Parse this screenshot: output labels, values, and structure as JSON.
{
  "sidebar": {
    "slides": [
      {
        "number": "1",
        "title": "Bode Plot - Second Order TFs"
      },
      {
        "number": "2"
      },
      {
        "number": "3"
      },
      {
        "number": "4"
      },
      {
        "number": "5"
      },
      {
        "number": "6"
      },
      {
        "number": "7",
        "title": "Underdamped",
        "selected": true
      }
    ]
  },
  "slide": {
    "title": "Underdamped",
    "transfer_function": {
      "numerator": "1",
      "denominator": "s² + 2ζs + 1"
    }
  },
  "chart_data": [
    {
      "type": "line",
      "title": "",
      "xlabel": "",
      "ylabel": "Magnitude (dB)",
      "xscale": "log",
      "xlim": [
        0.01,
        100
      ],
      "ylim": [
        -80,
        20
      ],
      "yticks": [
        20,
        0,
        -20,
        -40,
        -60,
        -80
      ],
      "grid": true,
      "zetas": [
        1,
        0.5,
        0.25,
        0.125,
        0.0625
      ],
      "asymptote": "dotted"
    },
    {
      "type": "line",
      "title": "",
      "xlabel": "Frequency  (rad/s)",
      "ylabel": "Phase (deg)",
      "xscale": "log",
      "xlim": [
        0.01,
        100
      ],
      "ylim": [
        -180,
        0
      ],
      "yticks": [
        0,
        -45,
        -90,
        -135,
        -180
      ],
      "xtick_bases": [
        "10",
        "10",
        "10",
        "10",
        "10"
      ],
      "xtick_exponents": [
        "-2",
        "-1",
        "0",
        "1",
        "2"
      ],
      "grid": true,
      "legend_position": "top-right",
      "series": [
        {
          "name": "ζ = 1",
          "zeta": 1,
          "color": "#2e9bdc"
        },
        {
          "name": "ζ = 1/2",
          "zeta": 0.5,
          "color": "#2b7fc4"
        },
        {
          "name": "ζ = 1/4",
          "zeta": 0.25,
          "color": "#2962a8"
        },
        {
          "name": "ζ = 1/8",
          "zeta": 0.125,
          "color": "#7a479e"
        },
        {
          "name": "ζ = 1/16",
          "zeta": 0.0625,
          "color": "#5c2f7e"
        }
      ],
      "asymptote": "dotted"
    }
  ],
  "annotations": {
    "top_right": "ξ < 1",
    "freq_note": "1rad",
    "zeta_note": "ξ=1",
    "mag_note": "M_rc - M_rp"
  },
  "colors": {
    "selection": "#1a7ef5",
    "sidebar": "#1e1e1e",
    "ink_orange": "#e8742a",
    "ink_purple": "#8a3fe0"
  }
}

- _Exercise details_:
Write out the entries above word for word.

- _Solution_:
Parse this screenshot: output labels, values, and structure as JSON.
{
  "sidebar": {
    "slides": [
      {
        "number": "1",
        "title": "Bode Plot - Second Order TFs"
      },
      {
        "number": "2"
      },
      {
        "number": "3"
      },
      {
        "number": "4"
      },
      {
        "number": "5"
      },
      {
        "number": "6"
      },
      {
        "number": "7",
        "title": "Underdamped",
        "selected": true
      }
    ]
  },
  "slide": {
    "title": "Underdamped",
    "transfer_function": {
      "numerator": "1",
      "denominator": "s² + 2ζs + 1"
    }
  },
  "chart_data": [
    {
      "type": "line",
      "title": "",
      "xlabel": "",
      "ylabel": "Magnitude (dB)",
      "xscale": "log",
      "xlim": [
        0.01,
        100
      ],
      "ylim": [
        -80,
        20
      ],
      "yticks": [
        20,
        0,
        -20,
        -40,
        -60,
        -80
      ],
      "grid": true,
      "zetas": [
        1,
        0.5,
        0.25,
        0.125,
        0.0625
      ],
      "asymptote": "dotted"
    },
    {
      "type": "line",
      "title": "",
      "xlabel": "Frequency  (rad/s)",
      "ylabel": "Phase (deg)",
      "xscale": "log",
      "xlim": [
        0.01,
        100
      ],
      "ylim": [
        -180,
        0
      ],
      "yticks": [
        0,
        -45,
        -90,
        -135,
        -180
      ],
      "xtick_bases": [
        "10",
        "10",
        "10",
        "10",
        "10"
      ],
      "xtick_exponents": [
        "-2",
        "-1",
        "0",
        "1",
        "2"
      ],
      "grid": true,
      "legend_position": "top-right",
      "series": [
        {
          "name": "ζ = 1",
          "zeta": 1,
          "color": "#2e9bdc"
        },
        {
          "name": "ζ = 1/2",
          "zeta": 0.5,
          "color": "#2b7fc4"
        },
        {
          "name": "ζ = 1/4",
          "zeta": 0.25,
          "color": "#2962a8"
        },
        {
          "name": "ζ = 1/8",
          "zeta": 0.125,
          "color": "#7a479e"
        },
        {
          "name": "ζ = 1/16",
          "zeta": 0.0625,
          "color": "#5c2f7e"
        }
      ],
      "asymptote": "dotted"
    }
  ],
  "annotations": {
    "top_right": "ξ < 1",
    "freq_note": "1rad",
    "zeta_note": "ξ=1",
    "mag_note": "M_rc - M_rp"
  },
  "colors": {
    "selection": "#1a7ef5",
    "sidebar": "#1e1e1e",
    "ink_orange": "#e8742a",
    "ink_purple": "#8a3fe0"
  }
}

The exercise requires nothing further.